*What is expected*.
Go through the entries and say how many lines contain the string "down". The number is the whole answer.

>> Start Data provided

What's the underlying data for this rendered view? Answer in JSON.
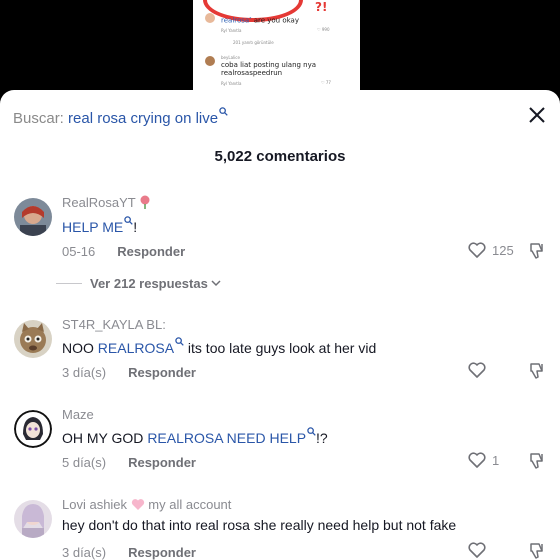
{
  "background": {
    "mark": "?!",
    "c1_user": "realrosa",
    "c1_text": "are you okay",
    "c1_meta": "Ryl    Yanıtla",
    "c1_likes": "990",
    "view_more": "201 yanıtı görüntüle",
    "c2_user": "beyLalice",
    "c2_text1": "coba liat posting ulang nya",
    "c2_text2": "realrosaspeedrun",
    "c2_meta": "Ryl    Yanıtla",
    "c2_likes": "77"
  },
  "search": {
    "label": "Buscar:",
    "query": "real rosa crying on live"
  },
  "comments_count": "5,022 comentarios",
  "comments": [
    {
      "username": "RealRosaYT",
      "text_link": "HELP ME",
      "text_after": "!",
      "date": "05-16",
      "reply_label": "Responder",
      "likes": "125",
      "view_replies": "Ver 212 respuestas"
    },
    {
      "username": "ST4R_KAYLA BL:",
      "text_before": "NOO ",
      "text_link": "REALROSA",
      "text_after": " its too late guys look at her vid",
      "date": "3 día(s)",
      "reply_label": "Responder",
      "likes": ""
    },
    {
      "username": "Maze",
      "text_before": "OH MY GOD ",
      "text_link": "REALROSA NEED HELP",
      "text_after": "!?",
      "date": "5 día(s)",
      "reply_label": "Responder",
      "likes": "1"
    },
    {
      "username_before": "Lovi ashiek",
      "username_after": "my all account",
      "text": "hey don't do that into real rosa she really need help but not fake",
      "date": "3 día(s)",
      "reply_label": "Responder",
      "likes": ""
    }
  ],
  "icons": {
    "search": "search-icon",
    "close": "close-icon",
    "like": "heart-outline-icon",
    "dislike": "thumbs-down-icon",
    "chevron": "chevron-down-icon"
  },
  "colors": {
    "link": "#2a56a8",
    "muted": "#8a8b91",
    "text": "#161823",
    "scribble": "#e53935"
  }
}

>> End Data provided

*Result of this task*.
2